OBJECTIVE →
Output every record below exactly as it appears.

□ □ □

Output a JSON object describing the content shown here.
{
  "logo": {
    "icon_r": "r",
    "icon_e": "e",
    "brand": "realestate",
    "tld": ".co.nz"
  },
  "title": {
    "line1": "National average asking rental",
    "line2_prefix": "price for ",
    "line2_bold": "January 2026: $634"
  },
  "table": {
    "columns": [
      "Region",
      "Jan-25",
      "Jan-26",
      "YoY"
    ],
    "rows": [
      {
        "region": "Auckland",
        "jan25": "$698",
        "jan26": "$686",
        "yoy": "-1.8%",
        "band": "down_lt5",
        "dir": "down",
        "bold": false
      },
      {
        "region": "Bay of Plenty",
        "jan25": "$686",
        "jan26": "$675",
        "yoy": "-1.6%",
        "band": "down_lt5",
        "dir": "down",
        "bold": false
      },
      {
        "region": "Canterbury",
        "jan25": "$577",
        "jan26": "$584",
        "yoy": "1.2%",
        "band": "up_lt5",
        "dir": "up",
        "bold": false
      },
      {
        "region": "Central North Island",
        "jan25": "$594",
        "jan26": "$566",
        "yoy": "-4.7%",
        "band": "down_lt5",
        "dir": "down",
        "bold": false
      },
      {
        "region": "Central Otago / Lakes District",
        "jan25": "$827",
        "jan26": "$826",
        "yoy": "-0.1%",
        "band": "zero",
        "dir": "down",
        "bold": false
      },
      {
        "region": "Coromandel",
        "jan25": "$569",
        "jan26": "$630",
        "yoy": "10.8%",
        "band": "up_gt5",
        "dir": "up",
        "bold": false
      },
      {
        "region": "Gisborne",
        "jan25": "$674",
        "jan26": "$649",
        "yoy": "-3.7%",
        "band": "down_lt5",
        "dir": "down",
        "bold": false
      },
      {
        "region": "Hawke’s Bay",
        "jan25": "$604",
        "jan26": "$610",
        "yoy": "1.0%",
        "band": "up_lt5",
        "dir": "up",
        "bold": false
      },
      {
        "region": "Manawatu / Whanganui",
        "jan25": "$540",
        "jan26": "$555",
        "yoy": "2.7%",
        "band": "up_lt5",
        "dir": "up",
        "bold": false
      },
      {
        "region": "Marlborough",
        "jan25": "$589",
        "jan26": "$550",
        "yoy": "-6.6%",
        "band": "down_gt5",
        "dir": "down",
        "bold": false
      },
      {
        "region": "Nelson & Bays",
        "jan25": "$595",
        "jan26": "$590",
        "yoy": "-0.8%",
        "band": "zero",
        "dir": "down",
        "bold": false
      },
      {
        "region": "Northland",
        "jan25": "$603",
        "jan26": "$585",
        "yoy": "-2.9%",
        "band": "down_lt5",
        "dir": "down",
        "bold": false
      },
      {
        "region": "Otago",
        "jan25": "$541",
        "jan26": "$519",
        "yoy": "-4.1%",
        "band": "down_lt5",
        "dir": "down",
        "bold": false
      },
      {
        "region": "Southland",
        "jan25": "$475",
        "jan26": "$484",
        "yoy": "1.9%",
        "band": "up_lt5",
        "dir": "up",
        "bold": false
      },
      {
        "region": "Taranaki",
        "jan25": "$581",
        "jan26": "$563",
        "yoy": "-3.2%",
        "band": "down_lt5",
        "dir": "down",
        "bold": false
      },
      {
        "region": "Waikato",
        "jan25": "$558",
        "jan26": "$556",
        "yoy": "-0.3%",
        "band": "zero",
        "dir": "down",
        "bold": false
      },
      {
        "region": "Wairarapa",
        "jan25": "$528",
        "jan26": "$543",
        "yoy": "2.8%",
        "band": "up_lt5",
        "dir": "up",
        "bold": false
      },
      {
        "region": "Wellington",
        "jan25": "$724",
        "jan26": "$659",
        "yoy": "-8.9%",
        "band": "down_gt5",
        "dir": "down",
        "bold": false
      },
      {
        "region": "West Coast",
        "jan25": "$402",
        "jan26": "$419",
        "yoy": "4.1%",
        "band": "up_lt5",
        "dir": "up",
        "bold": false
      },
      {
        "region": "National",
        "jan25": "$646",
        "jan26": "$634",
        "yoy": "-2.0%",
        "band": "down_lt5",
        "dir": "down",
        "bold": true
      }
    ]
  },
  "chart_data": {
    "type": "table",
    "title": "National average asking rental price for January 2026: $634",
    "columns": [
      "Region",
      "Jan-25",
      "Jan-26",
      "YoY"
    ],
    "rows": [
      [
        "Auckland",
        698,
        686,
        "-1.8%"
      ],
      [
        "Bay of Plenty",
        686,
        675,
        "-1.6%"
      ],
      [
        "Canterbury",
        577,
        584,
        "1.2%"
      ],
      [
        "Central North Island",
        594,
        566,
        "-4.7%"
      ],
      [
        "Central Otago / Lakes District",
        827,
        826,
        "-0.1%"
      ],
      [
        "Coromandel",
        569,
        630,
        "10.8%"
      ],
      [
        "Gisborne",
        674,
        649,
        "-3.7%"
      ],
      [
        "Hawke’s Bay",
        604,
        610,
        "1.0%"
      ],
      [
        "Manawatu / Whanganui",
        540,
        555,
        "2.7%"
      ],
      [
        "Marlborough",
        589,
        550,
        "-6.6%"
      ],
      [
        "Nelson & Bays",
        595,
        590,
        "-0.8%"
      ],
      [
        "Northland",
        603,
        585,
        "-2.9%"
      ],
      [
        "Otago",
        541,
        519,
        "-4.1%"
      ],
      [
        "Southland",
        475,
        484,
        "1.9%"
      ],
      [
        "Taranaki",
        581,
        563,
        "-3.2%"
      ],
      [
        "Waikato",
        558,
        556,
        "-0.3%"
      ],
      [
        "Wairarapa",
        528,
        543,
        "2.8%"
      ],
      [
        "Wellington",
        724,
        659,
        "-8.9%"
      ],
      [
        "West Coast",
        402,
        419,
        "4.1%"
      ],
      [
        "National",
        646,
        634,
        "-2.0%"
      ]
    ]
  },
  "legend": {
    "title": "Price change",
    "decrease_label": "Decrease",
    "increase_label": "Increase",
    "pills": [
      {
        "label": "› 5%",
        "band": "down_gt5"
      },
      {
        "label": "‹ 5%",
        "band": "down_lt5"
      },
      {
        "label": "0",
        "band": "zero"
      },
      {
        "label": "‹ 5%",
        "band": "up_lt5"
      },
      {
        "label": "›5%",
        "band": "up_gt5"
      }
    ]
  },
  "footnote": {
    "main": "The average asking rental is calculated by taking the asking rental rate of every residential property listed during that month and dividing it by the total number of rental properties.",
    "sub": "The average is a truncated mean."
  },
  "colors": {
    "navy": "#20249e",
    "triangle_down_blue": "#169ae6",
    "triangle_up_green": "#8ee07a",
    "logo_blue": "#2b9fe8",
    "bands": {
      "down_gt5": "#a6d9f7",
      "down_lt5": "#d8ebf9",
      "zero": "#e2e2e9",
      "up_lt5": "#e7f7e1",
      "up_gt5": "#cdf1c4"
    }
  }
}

□ □ □

CORRECT ANSWER →
Output a JSON object describing the content shown here.
{
  "logo": {
    "icon_r": "r",
    "icon_e": "e",
    "brand": "realestate",
    "tld": ".co.nz"
  },
  "title": {
    "line1": "National average asking rental",
    "line2_prefix": "price for ",
    "line2_bold": "January 2026: $634"
  },
  "table": {
    "columns": [
      "Region",
      "Jan-25",
      "Jan-26",
      "YoY"
    ],
    "rows": [
      {
        "region": "Auckland",
        "jan25": "$698",
        "jan26": "$686",
        "yoy": "-1.8%",
        "band": "down_lt5",
        "dir": "down",
        "bold": false
      },
      {
        "region": "Bay of Plenty",
        "jan25": "$686",
        "jan26": "$675",
        "yoy": "-1.6%",
        "band": "down_lt5",
        "dir": "down",
        "bold": false
      },
      {
        "region": "Canterbury",
        "jan25": "$577",
        "jan26": "$584",
        "yoy": "1.2%",
        "band": "up_lt5",
        "dir": "up",
        "bold": false
      },
      {
        "region": "Central North Island",
        "jan25": "$594",
        "jan26": "$566",
        "yoy": "-4.7%",
        "band": "down_lt5",
        "dir": "down",
        "bold": false
      },
      {
        "region": "Central Otago / Lakes District",
        "jan25": "$827",
        "jan26": "$826",
        "yoy": "-0.1%",
        "band": "zero",
        "dir": "down",
        "bold": false
      },
      {
        "region": "Coromandel",
        "jan25": "$569",
        "jan26": "$630",
        "yoy": "10.8%",
        "band": "up_gt5",
        "dir": "up",
        "bold": false
      },
      {
        "region": "Gisborne",
        "jan25": "$674",
        "jan26": "$649",
        "yoy": "-3.7%",
        "band": "down_lt5",
        "dir": "down",
        "bold": false
      },
      {
        "region": "Hawke’s Bay",
        "jan25": "$604",
        "jan26": "$610",
        "yoy": "1.0%",
        "band": "up_lt5",
        "dir": "up",
        "bold": false
      },
      {
        "region": "Manawatu / Whanganui",
        "jan25": "$540",
        "jan26": "$555",
        "yoy": "2.7%",
        "band": "up_lt5",
        "dir": "up",
        "bold": false
      },
      {
        "region": "Marlborough",
        "jan25": "$589",
        "jan26": "$550",
        "yoy": "-6.6%",
        "band": "down_gt5",
        "dir": "down",
        "bold": false
      },
      {
        "region": "Nelson & Bays",
        "jan25": "$595",
        "jan26": "$590",
        "yoy": "-0.8%",
        "band": "zero",
        "dir": "down",
        "bold": false
      },
      {
        "region": "Northland",
        "jan25": "$603",
        "jan26": "$585",
        "yoy": "-2.9%",
        "band": "down_lt5",
        "dir": "down",
        "bold": false
      },
      {
        "region": "Otago",
        "jan25": "$541",
        "jan26": "$519",
        "yoy": "-4.1%",
        "band": "down_lt5",
        "dir": "down",
        "bold": false
      },
      {
        "region": "Southland",
        "jan25": "$475",
        "jan26": "$484",
        "yoy": "1.9%",
        "band": "up_lt5",
        "dir": "up",
        "bold": false
      },
      {
        "region": "Taranaki",
        "jan25": "$581",
        "jan26": "$563",
        "yoy": "-3.2%",
        "band": "down_lt5",
        "dir": "down",
        "bold": false
      },
      {
        "region": "Waikato",
        "jan25": "$558",
        "jan26": "$556",
        "yoy": "-0.3%",
        "band": "zero",
        "dir": "down",
        "bold": false
      },
      {
        "region": "Wairarapa",
        "jan25": "$528",
        "jan26": "$543",
        "yoy": "2.8%",
        "band": "up_lt5",
        "dir": "up",
        "bold": false
      },
      {
        "region": "Wellington",
        "jan25": "$724",
        "jan26": "$659",
        "yoy": "-8.9%",
        "band": "down_gt5",
        "dir": "down",
        "bold": false
      },
      {
        "region": "West Coast",
        "jan25": "$402",
        "jan26": "$419",
        "yoy": "4.1%",
        "band": "up_lt5",
        "dir": "up",
        "bold": false
      },
      {
        "region": "National",
        "jan25": "$646",
        "jan26": "$634",
        "yoy": "-2.0%",
        "band": "down_lt5",
        "dir": "down",
        "bold": true
      }
    ]
  },
  "chart_data": {
    "type": "table",
    "title": "National average asking rental price for January 2026: $634",
    "columns": [
      "Region",
      "Jan-25",
      "Jan-26",
      "YoY"
    ],
    "rows": [
      [
        "Auckland",
        698,
        686,
        "-1.8%"
      ],
      [
        "Bay of Plenty",
        686,
        675,
        "-1.6%"
      ],
      [
        "Canterbury",
        577,
        584,
        "1.2%"
      ],
      [
        "Central North Island",
        594,
        566,
        "-4.7%"
      ],
      [
        "Central Otago / Lakes District",
        827,
        826,
        "-0.1%"
      ],
      [
        "Coromandel",
        569,
        630,
        "10.8%"
      ],
      [
        "Gisborne",
        674,
        649,
        "-3.7%"
      ],
      [
        "Hawke’s Bay",
        604,
        610,
        "1.0%"
      ],
      [
        "Manawatu / Whanganui",
        540,
        555,
        "2.7%"
      ],
      [
        "Marlborough",
        589,
        550,
        "-6.6%"
      ],
      [
        "Nelson & Bays",
        595,
        590,
        "-0.8%"
      ],
      [
        "Northland",
        603,
        585,
        "-2.9%"
      ],
      [
        "Otago",
        541,
        519,
        "-4.1%"
      ],
      [
        "Southland",
        475,
        484,
        "1.9%"
      ],
      [
        "Taranaki",
        581,
        563,
        "-3.2%"
      ],
      [
        "Waikato",
        558,
        556,
        "-0.3%"
      ],
      [
        "Wairarapa",
        528,
        543,
        "2.8%"
      ],
      [
        "Wellington",
        724,
        659,
        "-8.9%"
      ],
      [
        "West Coast",
        402,
        419,
        "4.1%"
      ],
      [
        "National",
        646,
        634,
        "-2.0%"
      ]
    ]
  },
  "legend": {
    "title": "Price change",
    "decrease_label": "Decrease",
    "increase_label": "Increase",
    "pills": [
      {
        "label": "› 5%",
        "band": "down_gt5"
      },
      {
        "label": "‹ 5%",
        "band": "down_lt5"
      },
      {
        "label": "0",
        "band": "zero"
      },
      {
        "label": "‹ 5%",
        "band": "up_lt5"
      },
      {
        "label": "›5%",
        "band": "up_gt5"
      }
    ]
  },
  "footnote": {
    "main": "The average asking rental is calculated by taking the asking rental rate of every residential property listed during that month and dividing it by the total number of rental properties.",
    "sub": "The average is a truncated mean."
  },
  "colors": {
    "navy": "#20249e",
    "triangle_down_blue": "#169ae6",
    "triangle_up_green": "#8ee07a",
    "logo_blue": "#2b9fe8",
    "bands": {
      "down_gt5": "#a6d9f7",
      "down_lt5": "#d8ebf9",
      "zero": "#e2e2e9",
      "up_lt5": "#e7f7e1",
      "up_gt5": "#cdf1c4"
    }
  }
}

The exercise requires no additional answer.